Given exercise:
Check each line of the material below for "verified". Report how many have it, with no other words.
— start of Raw data —
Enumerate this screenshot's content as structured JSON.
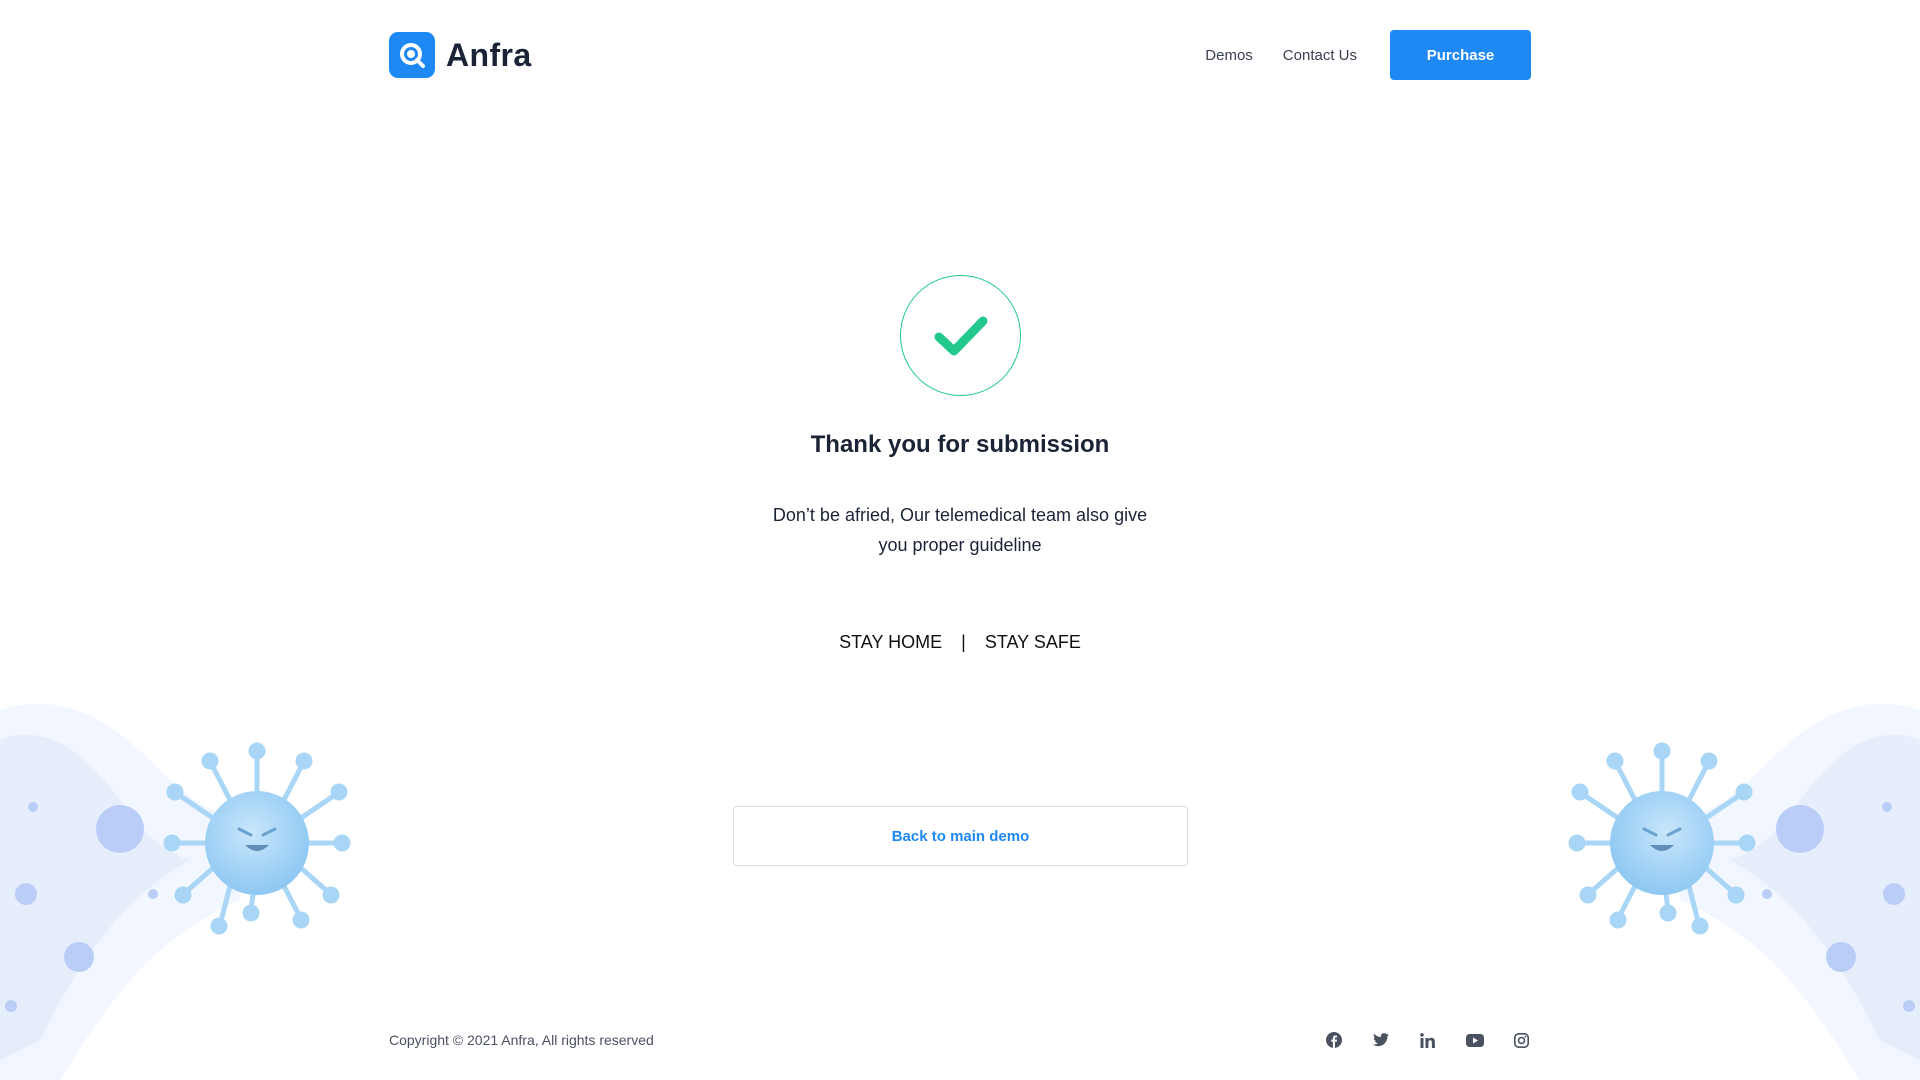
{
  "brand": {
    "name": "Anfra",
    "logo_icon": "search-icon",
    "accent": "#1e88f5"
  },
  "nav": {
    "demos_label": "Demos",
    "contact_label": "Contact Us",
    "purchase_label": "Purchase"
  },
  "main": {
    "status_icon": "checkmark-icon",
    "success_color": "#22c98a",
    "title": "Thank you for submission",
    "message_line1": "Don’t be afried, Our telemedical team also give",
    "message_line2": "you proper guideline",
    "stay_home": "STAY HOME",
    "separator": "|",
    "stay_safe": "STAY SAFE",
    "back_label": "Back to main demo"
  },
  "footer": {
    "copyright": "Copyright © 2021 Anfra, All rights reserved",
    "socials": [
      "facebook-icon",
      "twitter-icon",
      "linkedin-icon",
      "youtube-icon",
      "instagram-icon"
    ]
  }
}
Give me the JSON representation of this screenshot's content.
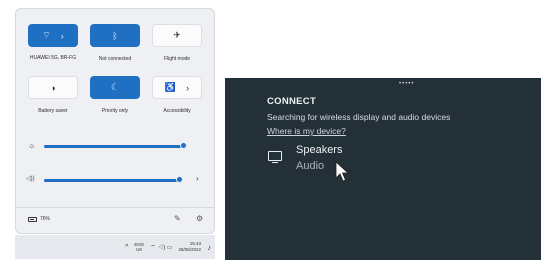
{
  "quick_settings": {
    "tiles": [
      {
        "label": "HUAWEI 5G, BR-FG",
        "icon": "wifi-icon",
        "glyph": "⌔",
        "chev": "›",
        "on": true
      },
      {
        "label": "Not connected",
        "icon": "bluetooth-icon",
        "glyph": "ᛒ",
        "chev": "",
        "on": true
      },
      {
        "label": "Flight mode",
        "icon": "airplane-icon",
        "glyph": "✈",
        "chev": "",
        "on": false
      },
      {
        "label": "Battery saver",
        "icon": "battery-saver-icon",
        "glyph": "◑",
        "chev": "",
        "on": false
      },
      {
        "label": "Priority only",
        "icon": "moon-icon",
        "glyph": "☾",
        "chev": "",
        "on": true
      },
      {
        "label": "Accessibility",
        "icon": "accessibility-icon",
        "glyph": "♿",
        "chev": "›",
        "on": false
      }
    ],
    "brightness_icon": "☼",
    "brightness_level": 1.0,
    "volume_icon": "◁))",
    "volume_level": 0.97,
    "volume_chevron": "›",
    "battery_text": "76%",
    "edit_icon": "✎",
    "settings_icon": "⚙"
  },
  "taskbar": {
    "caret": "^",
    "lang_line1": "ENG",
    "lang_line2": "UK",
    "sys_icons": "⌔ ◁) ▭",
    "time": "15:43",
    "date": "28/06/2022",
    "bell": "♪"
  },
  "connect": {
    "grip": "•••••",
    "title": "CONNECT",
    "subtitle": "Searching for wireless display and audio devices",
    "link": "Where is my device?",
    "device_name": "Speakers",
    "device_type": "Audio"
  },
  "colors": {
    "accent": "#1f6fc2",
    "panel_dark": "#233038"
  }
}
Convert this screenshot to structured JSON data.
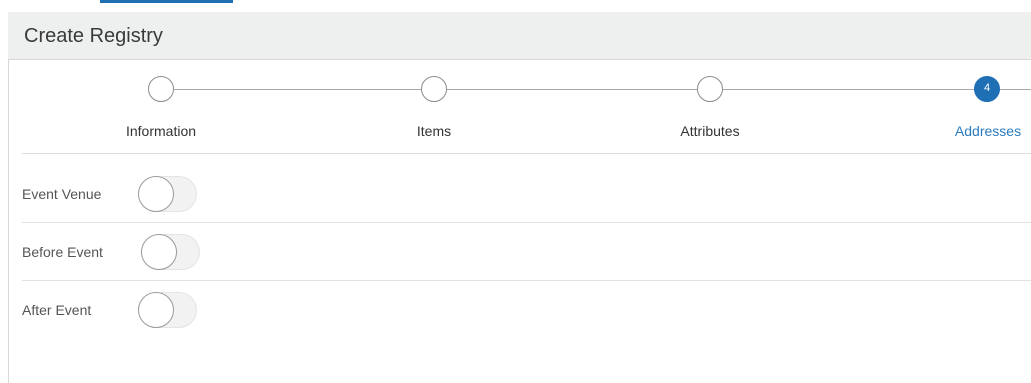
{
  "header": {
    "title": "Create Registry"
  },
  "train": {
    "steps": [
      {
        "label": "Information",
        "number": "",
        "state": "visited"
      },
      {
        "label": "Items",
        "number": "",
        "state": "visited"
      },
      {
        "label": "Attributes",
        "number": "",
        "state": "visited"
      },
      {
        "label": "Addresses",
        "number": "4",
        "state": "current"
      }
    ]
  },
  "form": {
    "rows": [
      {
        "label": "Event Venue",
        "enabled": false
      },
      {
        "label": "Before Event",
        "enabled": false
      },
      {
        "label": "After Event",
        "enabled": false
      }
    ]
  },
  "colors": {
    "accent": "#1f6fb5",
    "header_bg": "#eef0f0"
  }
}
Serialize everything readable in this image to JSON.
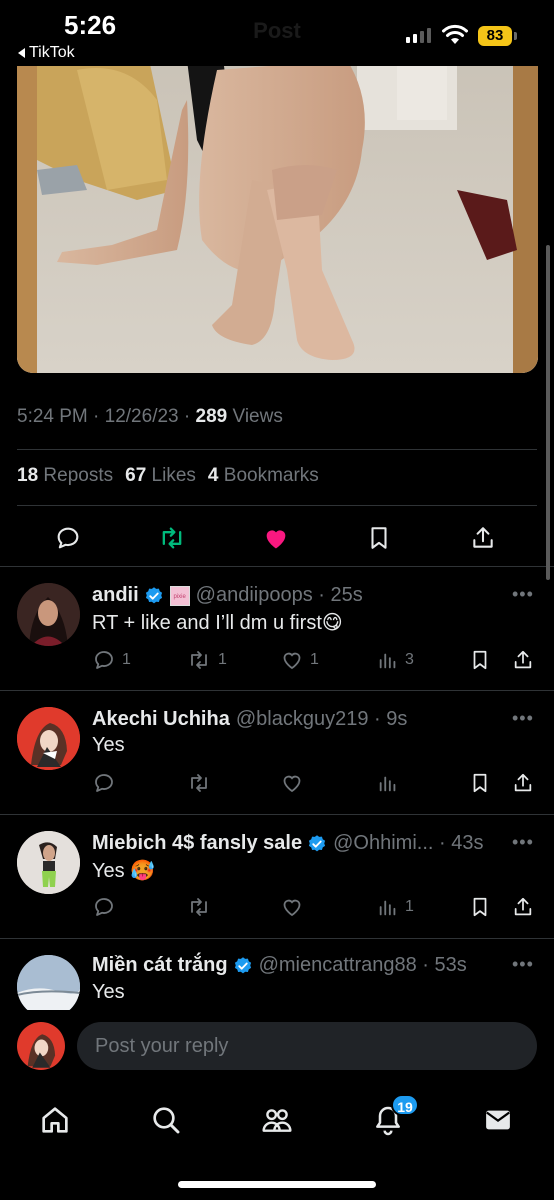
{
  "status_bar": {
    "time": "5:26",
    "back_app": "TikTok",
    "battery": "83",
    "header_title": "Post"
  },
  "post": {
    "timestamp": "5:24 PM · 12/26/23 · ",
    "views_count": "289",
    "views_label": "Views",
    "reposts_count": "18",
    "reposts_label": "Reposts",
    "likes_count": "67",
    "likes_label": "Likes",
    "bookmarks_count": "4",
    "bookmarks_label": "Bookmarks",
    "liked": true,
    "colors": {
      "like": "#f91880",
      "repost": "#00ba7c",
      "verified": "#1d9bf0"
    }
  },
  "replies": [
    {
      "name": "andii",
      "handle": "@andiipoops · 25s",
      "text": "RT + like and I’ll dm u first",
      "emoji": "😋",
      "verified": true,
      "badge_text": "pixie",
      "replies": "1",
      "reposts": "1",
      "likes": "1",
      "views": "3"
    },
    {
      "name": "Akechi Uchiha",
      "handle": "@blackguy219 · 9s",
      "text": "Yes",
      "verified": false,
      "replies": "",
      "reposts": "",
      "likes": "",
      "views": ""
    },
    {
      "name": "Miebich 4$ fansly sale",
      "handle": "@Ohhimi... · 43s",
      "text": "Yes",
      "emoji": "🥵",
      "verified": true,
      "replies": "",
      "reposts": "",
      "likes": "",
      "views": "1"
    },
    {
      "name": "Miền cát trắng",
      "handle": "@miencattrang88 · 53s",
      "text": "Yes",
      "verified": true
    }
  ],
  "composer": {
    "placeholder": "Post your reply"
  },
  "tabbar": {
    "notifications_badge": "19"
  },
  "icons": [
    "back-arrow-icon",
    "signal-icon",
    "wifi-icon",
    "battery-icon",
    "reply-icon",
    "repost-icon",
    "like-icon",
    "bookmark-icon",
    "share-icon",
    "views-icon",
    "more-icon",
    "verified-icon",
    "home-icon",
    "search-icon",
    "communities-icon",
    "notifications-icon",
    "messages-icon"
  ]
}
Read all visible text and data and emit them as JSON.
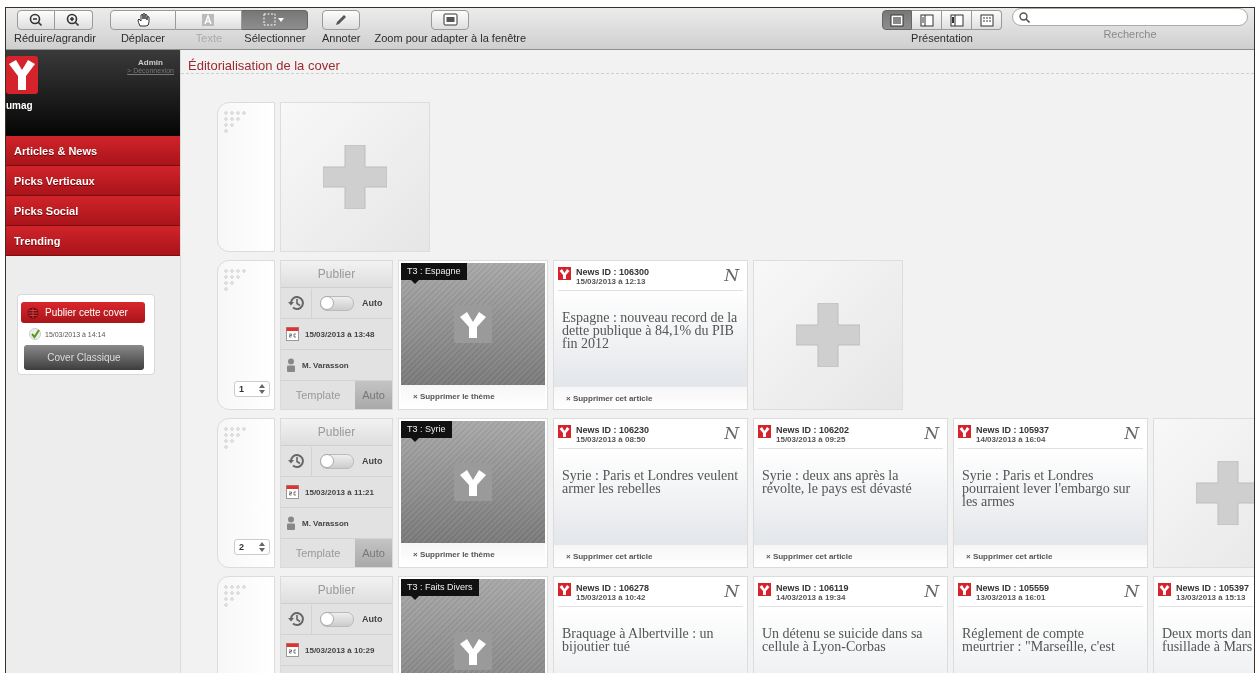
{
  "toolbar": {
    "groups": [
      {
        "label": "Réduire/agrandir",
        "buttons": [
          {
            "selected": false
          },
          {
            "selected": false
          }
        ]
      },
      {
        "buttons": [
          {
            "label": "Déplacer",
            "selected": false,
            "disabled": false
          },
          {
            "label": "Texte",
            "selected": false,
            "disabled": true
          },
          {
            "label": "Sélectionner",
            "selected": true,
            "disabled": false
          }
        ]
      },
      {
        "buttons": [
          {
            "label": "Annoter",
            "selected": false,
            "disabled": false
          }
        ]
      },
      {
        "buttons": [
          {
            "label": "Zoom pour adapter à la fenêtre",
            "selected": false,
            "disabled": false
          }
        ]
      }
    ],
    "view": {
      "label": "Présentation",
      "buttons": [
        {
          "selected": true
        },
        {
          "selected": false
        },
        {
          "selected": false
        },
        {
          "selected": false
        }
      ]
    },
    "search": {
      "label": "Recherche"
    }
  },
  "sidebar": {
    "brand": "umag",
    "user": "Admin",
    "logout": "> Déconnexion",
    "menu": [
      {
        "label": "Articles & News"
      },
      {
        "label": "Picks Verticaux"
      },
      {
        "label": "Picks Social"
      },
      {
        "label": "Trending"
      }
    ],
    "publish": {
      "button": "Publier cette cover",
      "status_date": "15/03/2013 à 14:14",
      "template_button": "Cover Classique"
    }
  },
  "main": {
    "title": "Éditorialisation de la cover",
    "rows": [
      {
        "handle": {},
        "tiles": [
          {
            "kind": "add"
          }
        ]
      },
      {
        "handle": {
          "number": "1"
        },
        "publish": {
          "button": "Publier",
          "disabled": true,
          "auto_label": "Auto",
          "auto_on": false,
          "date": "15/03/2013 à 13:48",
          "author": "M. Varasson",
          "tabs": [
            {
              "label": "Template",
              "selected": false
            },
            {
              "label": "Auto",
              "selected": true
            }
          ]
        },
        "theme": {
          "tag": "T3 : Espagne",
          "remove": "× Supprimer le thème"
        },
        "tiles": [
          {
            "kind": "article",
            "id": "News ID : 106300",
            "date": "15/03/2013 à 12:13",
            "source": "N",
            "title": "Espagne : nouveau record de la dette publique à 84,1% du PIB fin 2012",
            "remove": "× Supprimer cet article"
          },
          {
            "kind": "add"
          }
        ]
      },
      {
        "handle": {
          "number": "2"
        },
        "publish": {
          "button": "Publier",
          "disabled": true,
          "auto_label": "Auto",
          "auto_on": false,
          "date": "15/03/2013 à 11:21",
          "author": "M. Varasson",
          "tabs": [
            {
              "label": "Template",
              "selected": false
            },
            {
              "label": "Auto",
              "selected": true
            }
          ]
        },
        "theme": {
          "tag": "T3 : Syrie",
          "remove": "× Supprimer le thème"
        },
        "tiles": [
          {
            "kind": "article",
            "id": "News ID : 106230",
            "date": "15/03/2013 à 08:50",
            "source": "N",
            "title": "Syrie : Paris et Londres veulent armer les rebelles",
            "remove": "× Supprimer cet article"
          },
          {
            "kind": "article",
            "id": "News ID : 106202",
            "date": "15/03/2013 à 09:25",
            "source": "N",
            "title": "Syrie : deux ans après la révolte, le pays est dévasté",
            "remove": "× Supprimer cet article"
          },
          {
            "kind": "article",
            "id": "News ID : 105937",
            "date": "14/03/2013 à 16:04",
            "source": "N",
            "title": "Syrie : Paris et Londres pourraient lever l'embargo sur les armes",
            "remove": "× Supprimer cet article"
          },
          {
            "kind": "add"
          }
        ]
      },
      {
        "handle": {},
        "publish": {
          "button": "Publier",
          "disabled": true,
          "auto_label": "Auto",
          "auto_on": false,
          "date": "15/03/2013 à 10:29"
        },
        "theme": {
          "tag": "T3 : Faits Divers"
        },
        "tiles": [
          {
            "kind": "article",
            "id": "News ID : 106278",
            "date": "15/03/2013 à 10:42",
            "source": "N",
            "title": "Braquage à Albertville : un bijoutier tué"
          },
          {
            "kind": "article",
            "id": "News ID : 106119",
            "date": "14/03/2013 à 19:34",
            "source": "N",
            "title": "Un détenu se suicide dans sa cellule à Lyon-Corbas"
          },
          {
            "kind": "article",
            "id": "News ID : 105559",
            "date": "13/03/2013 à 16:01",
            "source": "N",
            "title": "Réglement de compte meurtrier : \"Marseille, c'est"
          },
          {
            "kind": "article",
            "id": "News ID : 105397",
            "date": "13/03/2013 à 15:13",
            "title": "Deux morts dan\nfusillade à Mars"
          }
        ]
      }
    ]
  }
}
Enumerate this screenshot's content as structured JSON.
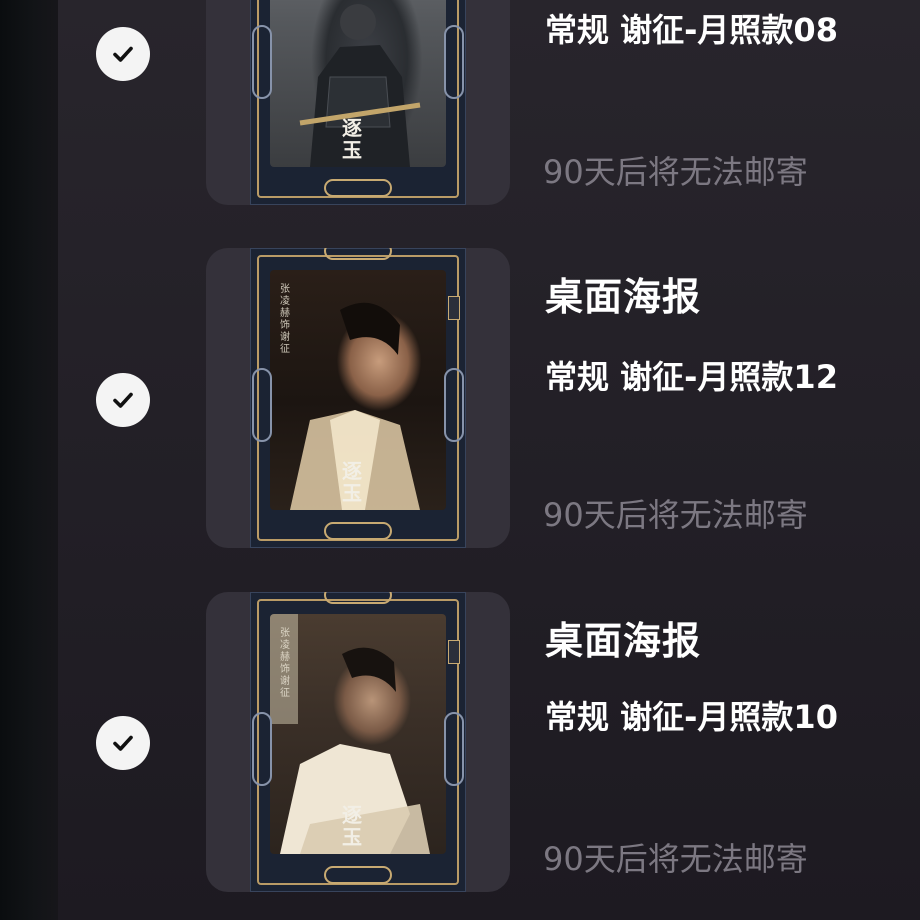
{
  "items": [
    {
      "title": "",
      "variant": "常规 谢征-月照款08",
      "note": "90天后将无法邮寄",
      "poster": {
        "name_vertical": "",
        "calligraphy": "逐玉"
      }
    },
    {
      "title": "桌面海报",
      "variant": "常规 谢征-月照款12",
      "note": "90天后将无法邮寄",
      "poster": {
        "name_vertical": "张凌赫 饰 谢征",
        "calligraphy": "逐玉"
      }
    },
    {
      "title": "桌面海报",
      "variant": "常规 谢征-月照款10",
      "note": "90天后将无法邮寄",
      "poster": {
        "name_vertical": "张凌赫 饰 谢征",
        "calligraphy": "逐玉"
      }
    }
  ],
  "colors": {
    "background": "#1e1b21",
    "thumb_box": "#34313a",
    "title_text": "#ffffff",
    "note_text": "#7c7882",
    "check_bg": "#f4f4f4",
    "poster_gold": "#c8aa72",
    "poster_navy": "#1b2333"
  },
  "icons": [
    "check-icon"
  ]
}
— end of Raw data —
Response below:
6